# What you will do
Search the records for the word "сфере" and report each line that has it.

# Provided records

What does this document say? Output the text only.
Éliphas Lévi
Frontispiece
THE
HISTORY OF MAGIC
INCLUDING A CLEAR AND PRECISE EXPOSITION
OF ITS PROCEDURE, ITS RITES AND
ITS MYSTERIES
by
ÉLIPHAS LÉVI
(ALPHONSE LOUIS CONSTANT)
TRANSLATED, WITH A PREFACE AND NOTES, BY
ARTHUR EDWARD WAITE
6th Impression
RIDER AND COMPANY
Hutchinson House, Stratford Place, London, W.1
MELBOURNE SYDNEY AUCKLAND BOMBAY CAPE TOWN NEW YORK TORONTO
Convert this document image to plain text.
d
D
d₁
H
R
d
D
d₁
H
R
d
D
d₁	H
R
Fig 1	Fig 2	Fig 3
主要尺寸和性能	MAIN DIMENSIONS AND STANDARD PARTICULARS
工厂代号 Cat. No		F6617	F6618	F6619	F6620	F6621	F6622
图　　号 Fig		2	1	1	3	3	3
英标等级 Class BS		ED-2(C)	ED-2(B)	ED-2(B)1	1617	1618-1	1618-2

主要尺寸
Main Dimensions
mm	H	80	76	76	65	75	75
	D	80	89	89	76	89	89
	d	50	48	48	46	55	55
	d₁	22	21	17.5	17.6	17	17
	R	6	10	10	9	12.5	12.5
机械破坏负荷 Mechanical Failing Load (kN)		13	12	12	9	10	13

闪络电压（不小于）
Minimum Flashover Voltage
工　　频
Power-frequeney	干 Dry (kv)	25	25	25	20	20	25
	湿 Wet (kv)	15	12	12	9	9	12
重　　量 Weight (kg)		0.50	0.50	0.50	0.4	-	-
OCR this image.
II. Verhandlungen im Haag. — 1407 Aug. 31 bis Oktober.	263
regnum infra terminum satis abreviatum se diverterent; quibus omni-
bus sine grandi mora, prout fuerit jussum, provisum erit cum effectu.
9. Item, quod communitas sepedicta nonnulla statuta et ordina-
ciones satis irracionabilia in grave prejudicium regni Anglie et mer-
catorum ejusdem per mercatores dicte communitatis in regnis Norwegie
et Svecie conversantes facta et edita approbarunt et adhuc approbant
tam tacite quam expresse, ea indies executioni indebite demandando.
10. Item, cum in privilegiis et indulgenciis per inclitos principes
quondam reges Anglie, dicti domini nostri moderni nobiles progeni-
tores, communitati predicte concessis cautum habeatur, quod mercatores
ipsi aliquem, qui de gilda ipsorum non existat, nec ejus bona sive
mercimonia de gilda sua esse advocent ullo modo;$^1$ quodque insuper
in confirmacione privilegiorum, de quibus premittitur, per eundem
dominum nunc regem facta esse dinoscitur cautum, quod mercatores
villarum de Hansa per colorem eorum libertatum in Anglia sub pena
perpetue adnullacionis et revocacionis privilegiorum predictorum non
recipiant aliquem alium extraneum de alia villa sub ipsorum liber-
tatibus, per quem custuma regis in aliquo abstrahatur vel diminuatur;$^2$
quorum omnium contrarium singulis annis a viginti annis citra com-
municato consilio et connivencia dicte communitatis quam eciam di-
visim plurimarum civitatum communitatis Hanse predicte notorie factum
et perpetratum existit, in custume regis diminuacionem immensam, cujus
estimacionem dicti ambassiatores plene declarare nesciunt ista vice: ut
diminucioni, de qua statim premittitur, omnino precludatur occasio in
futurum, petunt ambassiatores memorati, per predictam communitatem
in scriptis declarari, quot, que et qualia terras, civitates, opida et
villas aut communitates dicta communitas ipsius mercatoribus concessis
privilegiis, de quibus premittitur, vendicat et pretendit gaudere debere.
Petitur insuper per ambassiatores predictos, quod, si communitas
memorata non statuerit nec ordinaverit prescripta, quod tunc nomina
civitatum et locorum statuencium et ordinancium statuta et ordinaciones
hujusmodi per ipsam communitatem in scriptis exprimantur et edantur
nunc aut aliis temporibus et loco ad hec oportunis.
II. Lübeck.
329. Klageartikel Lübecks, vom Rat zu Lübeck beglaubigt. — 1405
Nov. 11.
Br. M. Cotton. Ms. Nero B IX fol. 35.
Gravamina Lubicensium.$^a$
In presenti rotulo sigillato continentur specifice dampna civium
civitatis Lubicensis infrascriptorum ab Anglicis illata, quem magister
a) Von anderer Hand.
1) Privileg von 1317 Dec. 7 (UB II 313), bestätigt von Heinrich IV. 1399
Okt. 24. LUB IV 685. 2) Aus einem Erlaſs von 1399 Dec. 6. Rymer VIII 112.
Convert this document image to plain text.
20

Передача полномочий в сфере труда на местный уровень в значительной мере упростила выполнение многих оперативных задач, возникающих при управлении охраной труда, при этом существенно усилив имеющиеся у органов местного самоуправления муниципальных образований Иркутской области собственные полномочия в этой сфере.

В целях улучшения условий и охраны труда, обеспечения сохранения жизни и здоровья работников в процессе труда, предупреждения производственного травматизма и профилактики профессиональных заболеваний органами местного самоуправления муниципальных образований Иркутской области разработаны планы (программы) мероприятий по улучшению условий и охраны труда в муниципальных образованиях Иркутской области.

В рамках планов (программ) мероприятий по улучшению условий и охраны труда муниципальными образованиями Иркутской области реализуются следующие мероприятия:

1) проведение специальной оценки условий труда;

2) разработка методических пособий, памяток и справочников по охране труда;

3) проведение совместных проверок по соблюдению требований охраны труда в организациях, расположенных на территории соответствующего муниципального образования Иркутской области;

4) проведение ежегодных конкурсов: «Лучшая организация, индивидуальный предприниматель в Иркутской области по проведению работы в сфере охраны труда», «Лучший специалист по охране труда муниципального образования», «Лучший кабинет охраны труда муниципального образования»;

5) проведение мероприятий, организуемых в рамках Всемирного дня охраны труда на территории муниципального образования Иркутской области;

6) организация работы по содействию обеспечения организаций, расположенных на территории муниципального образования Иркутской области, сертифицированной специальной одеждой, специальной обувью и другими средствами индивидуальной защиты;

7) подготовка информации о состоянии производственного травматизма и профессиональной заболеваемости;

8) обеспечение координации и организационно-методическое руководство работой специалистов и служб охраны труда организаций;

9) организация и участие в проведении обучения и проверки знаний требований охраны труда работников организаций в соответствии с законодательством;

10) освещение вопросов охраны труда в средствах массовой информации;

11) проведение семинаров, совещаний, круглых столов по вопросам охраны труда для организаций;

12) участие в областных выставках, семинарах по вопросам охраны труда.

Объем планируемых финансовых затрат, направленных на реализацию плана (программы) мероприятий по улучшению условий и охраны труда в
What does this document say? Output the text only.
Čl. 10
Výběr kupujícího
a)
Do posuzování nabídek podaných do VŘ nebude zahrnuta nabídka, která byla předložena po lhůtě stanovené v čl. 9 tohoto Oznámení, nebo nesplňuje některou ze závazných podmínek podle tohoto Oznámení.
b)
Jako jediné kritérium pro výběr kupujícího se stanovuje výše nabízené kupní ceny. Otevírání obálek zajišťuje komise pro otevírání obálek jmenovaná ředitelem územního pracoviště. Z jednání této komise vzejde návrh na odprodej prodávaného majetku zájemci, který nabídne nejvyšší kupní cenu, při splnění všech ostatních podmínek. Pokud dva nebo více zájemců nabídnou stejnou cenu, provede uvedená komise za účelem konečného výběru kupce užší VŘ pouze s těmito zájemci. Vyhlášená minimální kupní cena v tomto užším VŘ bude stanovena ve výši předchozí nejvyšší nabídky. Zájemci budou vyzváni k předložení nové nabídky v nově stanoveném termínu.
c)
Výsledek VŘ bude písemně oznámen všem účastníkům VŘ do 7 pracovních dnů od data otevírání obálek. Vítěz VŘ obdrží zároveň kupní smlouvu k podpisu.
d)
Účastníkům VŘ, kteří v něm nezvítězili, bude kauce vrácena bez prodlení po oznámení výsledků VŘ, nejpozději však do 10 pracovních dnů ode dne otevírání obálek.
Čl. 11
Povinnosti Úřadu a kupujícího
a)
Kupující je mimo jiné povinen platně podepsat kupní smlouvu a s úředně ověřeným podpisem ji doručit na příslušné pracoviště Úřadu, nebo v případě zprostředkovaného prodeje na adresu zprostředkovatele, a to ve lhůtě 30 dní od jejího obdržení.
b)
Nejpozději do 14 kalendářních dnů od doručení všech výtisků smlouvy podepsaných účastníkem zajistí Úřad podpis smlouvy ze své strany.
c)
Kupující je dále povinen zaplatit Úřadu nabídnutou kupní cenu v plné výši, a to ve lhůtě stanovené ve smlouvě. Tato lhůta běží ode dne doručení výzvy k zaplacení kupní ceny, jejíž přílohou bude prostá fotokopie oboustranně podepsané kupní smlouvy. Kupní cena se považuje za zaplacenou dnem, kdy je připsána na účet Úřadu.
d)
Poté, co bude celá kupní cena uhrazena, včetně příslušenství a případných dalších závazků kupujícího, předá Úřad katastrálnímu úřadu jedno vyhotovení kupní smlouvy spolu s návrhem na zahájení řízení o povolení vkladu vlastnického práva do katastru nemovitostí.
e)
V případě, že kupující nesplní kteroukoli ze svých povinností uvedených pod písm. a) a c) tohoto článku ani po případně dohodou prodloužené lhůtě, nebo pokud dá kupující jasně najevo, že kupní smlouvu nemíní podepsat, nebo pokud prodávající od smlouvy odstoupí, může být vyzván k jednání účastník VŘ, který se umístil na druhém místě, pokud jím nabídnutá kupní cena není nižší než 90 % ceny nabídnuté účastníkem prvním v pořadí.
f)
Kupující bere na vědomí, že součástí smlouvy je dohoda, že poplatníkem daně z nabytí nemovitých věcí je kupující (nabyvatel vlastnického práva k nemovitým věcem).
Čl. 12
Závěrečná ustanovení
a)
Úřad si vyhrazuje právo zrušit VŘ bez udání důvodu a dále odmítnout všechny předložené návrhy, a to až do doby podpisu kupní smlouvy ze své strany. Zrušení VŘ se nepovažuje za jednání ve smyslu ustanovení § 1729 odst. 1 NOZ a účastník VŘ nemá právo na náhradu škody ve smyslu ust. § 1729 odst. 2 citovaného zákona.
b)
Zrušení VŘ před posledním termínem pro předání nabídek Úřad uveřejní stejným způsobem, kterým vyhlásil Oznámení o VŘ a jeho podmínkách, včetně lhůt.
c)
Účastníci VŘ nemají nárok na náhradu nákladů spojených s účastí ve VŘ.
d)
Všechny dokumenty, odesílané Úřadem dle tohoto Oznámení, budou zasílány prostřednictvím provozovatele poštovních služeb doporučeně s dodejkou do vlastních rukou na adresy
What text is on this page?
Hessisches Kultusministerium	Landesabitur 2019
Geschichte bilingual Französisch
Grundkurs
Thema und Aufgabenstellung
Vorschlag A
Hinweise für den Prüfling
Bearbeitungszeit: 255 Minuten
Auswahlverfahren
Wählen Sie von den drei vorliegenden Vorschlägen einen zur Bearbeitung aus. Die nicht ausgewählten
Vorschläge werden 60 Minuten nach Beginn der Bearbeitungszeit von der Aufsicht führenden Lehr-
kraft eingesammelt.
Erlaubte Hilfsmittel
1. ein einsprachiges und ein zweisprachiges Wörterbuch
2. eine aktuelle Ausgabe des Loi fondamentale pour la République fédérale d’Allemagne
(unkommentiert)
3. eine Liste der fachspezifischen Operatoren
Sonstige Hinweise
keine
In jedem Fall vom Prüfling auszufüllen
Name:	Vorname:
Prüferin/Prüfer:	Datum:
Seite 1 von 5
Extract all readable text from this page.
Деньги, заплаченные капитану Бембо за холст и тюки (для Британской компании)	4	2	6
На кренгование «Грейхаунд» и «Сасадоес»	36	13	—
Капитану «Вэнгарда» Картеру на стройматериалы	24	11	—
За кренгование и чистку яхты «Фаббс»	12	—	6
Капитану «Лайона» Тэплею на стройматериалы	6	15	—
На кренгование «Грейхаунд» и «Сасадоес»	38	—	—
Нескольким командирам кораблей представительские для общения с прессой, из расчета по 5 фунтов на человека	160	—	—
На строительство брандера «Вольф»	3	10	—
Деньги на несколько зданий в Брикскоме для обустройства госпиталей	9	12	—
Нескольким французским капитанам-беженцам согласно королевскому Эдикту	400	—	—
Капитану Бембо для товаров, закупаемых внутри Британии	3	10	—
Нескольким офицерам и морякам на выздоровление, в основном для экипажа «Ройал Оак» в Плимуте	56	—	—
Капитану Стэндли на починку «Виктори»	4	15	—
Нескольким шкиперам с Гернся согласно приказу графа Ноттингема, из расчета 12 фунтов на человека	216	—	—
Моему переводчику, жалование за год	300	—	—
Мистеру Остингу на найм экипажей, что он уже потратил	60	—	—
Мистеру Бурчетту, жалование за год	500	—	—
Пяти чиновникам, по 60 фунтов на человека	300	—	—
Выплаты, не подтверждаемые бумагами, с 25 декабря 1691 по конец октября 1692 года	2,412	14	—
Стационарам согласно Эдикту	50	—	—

# Solution to the exercise
Передача полномочий в сфере труда на местный уровень в значительной мере упростила выполнение многих оперативных задач, возникающих при управлении охраной труда, при этом существенно усилив имеющиеся у органов местного самоуправления муниципальных образований Иркутской области собственные полномочия в этой сфере.
4) проведение ежегодных конкурсов: «Лучшая организация, индивидуальный предприниматель в Иркутской области по проведению работы в сфере охраны труда», «Лучший специалист по охране труда муниципального образования», «Лучший кабинет охраны труда муниципального образования»;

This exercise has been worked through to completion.